_DO THIS_: Transcribe every record that appears below, exactly and in full.

[Begin RECORDS FOR THIS EXERCISE]

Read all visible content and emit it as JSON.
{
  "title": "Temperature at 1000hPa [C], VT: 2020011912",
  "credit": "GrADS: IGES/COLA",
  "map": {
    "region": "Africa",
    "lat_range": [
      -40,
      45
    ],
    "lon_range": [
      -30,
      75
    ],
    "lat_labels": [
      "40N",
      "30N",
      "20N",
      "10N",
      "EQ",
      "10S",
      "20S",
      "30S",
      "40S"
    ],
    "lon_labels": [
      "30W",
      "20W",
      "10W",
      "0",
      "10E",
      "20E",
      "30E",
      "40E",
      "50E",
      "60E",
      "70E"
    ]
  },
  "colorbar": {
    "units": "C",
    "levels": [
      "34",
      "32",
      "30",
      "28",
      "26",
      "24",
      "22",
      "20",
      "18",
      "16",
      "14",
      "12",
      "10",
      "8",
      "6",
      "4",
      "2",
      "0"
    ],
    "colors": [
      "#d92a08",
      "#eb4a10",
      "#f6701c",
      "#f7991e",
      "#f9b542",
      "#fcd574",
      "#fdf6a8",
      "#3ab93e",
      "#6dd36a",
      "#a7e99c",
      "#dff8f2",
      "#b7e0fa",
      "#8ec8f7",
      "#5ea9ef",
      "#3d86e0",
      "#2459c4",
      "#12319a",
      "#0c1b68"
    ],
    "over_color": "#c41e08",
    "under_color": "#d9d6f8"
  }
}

[End RECORDS FOR THIS EXERCISE]

_RIGHT ANSWER_:
Read all visible content and emit it as JSON.
{
  "title": "Temperature at 1000hPa [C], VT: 2020011912",
  "credit": "GrADS: IGES/COLA",
  "map": {
    "region": "Africa",
    "lat_range": [
      -40,
      45
    ],
    "lon_range": [
      -30,
      75
    ],
    "lat_labels": [
      "40N",
      "30N",
      "20N",
      "10N",
      "EQ",
      "10S",
      "20S",
      "30S",
      "40S"
    ],
    "lon_labels": [
      "30W",
      "20W",
      "10W",
      "0",
      "10E",
      "20E",
      "30E",
      "40E",
      "50E",
      "60E",
      "70E"
    ]
  },
  "colorbar": {
    "units": "C",
    "levels": [
      "34",
      "32",
      "30",
      "28",
      "26",
      "24",
      "22",
      "20",
      "18",
      "16",
      "14",
      "12",
      "10",
      "8",
      "6",
      "4",
      "2",
      "0"
    ],
    "colors": [
      "#d92a08",
      "#eb4a10",
      "#f6701c",
      "#f7991e",
      "#f9b542",
      "#fcd574",
      "#fdf6a8",
      "#3ab93e",
      "#6dd36a",
      "#a7e99c",
      "#dff8f2",
      "#b7e0fa",
      "#8ec8f7",
      "#5ea9ef",
      "#3d86e0",
      "#2459c4",
      "#12319a",
      "#0c1b68"
    ],
    "over_color": "#c41e08",
    "under_color": "#d9d6f8"
  }
}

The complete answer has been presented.